REQUIREMENTS: Report only the number of lines that hold the word "Covid".

LISTED ENTRIES:
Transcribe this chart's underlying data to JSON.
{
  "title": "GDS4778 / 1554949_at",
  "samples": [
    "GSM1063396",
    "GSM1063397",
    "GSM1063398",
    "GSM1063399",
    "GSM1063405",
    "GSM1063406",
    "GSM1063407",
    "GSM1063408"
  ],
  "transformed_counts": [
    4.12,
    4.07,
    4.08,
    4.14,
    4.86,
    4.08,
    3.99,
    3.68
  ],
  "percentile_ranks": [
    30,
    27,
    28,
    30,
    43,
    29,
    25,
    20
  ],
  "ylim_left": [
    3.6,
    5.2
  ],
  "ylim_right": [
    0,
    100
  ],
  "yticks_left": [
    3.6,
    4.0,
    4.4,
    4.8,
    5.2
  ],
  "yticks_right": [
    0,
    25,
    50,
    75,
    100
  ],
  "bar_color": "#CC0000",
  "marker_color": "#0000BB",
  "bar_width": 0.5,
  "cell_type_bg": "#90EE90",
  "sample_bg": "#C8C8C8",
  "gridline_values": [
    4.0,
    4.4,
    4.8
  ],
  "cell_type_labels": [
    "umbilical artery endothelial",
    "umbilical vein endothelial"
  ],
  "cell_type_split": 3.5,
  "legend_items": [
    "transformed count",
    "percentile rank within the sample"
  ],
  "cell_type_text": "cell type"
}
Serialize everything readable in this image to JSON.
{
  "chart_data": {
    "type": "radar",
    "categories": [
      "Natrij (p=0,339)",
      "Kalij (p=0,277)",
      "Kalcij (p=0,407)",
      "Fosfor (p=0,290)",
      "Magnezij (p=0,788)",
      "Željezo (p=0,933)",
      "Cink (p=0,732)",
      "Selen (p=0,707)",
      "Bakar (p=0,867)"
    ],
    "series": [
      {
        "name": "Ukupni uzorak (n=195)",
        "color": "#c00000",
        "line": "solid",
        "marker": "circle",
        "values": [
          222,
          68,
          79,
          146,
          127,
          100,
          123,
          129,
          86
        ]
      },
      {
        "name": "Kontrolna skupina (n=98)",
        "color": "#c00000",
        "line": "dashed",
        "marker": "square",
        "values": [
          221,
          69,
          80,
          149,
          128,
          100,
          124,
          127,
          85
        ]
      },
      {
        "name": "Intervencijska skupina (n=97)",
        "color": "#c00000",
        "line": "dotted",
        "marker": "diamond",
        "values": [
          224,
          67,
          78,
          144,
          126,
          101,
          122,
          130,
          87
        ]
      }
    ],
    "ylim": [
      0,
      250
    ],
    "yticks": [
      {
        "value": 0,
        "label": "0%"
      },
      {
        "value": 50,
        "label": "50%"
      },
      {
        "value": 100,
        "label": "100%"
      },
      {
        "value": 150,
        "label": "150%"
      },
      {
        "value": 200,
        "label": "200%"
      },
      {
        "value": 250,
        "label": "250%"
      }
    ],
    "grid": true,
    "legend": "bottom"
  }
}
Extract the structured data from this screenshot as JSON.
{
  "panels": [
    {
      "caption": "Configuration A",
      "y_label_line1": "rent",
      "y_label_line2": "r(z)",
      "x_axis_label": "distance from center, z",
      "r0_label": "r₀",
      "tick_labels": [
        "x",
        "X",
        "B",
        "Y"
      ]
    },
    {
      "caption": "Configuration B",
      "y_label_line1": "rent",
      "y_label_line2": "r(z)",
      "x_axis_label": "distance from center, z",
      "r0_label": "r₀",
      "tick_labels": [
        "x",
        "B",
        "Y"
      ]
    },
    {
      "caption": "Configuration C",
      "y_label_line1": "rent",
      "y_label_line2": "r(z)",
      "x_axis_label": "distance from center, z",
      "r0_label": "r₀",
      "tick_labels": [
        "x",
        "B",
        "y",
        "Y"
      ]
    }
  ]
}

--

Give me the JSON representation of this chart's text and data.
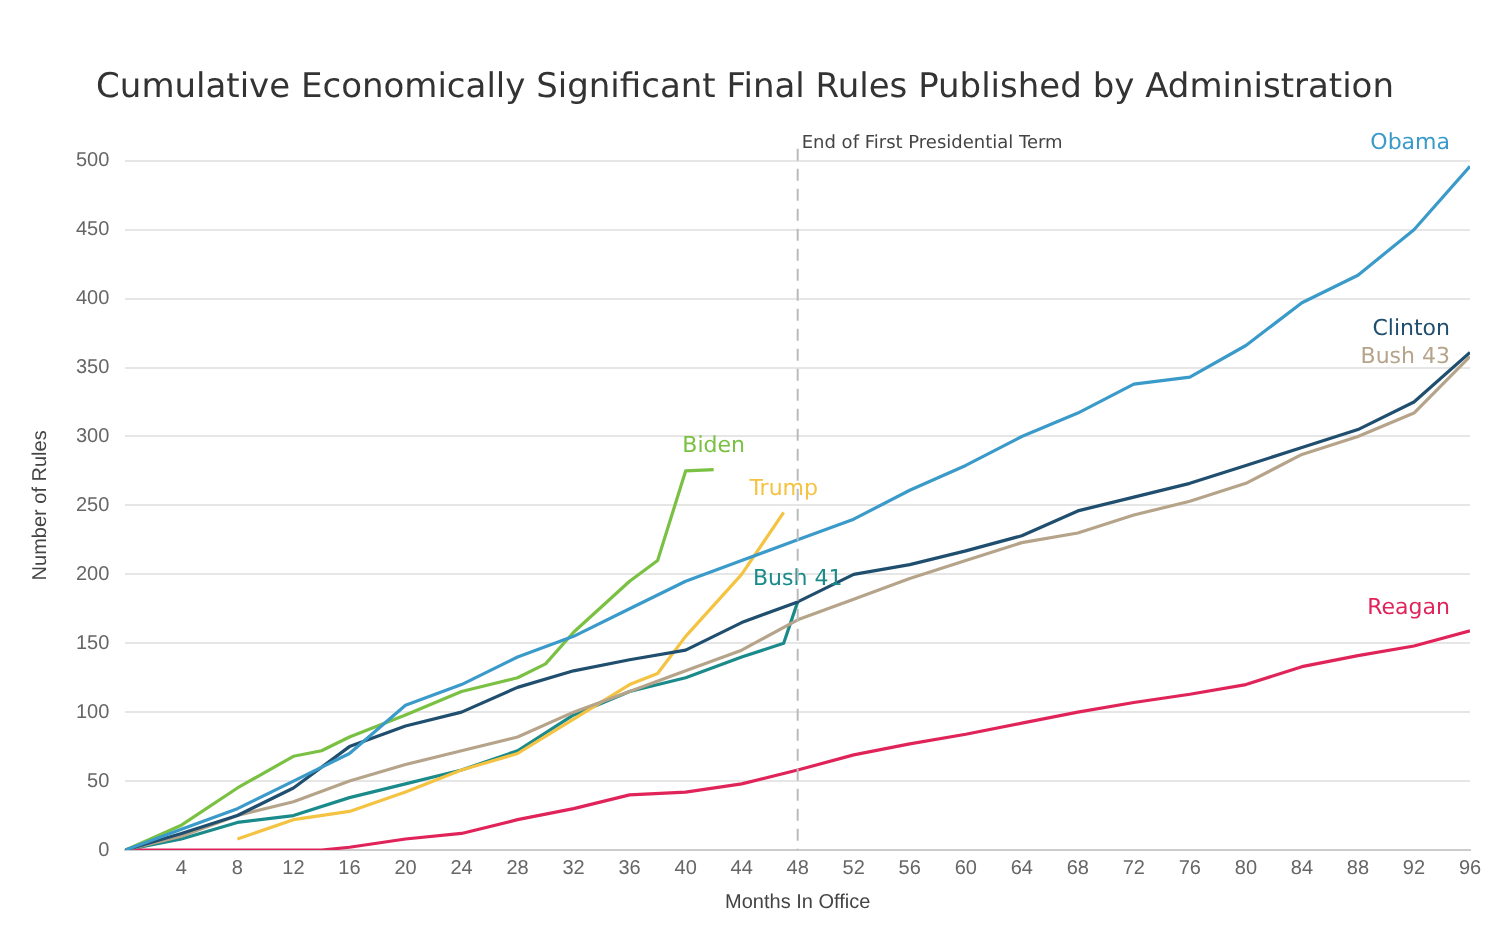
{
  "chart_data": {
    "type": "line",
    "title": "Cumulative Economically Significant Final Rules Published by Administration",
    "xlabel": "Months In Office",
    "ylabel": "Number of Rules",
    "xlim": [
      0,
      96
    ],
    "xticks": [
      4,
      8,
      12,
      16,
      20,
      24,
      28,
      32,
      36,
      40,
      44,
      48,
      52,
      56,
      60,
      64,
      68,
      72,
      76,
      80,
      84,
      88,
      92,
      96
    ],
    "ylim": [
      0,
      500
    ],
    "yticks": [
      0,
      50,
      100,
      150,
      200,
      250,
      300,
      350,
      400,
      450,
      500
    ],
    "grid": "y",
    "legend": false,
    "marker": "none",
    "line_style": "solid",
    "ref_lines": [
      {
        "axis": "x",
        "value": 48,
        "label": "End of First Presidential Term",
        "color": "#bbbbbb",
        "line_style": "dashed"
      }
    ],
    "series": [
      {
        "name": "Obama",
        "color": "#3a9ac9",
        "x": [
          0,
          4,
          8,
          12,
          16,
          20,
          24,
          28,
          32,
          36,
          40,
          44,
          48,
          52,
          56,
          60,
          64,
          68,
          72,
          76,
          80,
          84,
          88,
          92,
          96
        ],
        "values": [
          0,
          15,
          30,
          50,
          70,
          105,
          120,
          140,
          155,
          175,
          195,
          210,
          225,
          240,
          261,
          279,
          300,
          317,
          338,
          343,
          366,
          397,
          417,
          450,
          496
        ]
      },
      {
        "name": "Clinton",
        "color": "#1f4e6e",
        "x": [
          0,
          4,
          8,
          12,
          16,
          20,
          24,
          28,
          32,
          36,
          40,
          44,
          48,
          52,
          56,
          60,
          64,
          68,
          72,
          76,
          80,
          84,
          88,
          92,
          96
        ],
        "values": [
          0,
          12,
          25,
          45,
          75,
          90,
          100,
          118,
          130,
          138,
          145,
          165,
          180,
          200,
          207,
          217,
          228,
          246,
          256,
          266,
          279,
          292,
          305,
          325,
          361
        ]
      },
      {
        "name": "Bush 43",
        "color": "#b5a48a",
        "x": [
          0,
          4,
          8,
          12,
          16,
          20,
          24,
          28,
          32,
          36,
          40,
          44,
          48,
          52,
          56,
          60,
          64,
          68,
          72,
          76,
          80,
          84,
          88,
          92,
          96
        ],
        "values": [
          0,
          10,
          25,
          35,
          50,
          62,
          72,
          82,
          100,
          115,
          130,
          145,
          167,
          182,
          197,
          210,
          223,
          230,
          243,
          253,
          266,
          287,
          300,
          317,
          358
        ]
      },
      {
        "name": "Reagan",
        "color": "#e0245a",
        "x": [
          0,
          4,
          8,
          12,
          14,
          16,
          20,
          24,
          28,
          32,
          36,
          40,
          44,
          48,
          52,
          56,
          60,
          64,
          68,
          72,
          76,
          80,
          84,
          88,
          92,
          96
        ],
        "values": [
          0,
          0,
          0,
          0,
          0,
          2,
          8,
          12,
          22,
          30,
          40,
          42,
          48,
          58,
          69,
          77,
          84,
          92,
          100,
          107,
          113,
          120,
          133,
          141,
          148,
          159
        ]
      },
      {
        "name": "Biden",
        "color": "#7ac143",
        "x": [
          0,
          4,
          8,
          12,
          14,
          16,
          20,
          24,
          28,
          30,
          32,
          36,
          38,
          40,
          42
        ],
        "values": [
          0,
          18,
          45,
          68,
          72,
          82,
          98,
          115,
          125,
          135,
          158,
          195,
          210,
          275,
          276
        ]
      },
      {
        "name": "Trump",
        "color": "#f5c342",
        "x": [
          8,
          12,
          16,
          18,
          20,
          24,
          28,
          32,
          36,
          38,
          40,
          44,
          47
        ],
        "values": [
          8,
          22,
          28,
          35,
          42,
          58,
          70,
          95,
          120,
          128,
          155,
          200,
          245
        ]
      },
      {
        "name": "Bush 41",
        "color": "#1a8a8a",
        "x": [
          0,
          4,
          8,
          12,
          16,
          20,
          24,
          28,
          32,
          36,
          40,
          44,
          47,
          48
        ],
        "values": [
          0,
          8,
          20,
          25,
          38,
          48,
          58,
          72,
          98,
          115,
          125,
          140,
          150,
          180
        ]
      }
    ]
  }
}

* * *

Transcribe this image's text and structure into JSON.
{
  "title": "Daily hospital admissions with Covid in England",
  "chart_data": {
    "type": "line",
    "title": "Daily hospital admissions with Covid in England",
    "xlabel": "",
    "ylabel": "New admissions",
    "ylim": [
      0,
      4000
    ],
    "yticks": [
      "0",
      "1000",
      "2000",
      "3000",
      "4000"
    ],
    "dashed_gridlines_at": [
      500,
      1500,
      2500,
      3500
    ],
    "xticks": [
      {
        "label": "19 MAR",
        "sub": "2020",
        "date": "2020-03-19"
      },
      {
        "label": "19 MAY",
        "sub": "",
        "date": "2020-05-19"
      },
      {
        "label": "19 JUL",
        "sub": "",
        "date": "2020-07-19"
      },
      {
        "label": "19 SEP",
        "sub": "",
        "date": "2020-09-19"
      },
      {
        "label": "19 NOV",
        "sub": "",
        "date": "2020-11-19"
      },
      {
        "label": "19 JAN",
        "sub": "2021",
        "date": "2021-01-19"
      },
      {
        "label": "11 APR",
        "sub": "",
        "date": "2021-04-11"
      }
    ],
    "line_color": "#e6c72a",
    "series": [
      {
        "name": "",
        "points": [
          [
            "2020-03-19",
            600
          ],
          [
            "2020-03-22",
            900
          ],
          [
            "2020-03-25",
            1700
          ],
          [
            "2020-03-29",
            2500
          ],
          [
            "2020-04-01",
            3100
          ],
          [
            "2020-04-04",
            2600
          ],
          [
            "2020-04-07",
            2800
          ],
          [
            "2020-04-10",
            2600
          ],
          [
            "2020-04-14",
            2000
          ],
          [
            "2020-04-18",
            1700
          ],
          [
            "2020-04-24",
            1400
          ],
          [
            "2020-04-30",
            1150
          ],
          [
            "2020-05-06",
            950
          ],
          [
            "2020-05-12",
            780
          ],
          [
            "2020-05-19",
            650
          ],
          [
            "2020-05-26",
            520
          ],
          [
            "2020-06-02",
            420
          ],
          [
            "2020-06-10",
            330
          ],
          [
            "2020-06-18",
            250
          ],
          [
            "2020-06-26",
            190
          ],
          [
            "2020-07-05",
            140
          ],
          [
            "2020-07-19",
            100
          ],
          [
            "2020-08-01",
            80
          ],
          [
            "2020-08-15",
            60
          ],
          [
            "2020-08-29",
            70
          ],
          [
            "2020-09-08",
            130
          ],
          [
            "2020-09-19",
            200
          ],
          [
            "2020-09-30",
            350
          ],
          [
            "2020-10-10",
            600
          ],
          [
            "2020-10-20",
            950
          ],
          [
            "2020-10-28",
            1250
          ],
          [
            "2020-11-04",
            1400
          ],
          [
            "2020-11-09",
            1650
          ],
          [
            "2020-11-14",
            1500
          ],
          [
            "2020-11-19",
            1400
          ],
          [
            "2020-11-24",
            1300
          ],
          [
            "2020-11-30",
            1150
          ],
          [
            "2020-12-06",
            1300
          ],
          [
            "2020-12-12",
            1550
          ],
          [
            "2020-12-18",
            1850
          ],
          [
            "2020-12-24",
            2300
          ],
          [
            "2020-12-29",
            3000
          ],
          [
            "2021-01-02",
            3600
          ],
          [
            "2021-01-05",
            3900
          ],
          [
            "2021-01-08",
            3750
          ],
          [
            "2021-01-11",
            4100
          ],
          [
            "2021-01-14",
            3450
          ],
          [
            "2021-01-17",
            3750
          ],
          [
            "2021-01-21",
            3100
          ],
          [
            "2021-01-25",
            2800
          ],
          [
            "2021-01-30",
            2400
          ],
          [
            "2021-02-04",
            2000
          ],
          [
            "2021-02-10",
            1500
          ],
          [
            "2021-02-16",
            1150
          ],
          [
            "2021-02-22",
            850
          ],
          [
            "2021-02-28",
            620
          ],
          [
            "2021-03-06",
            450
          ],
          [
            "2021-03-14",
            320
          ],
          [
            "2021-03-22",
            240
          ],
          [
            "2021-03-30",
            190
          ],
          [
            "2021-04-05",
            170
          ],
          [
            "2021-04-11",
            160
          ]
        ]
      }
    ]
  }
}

SOLUTION FOR THIS TASK: 2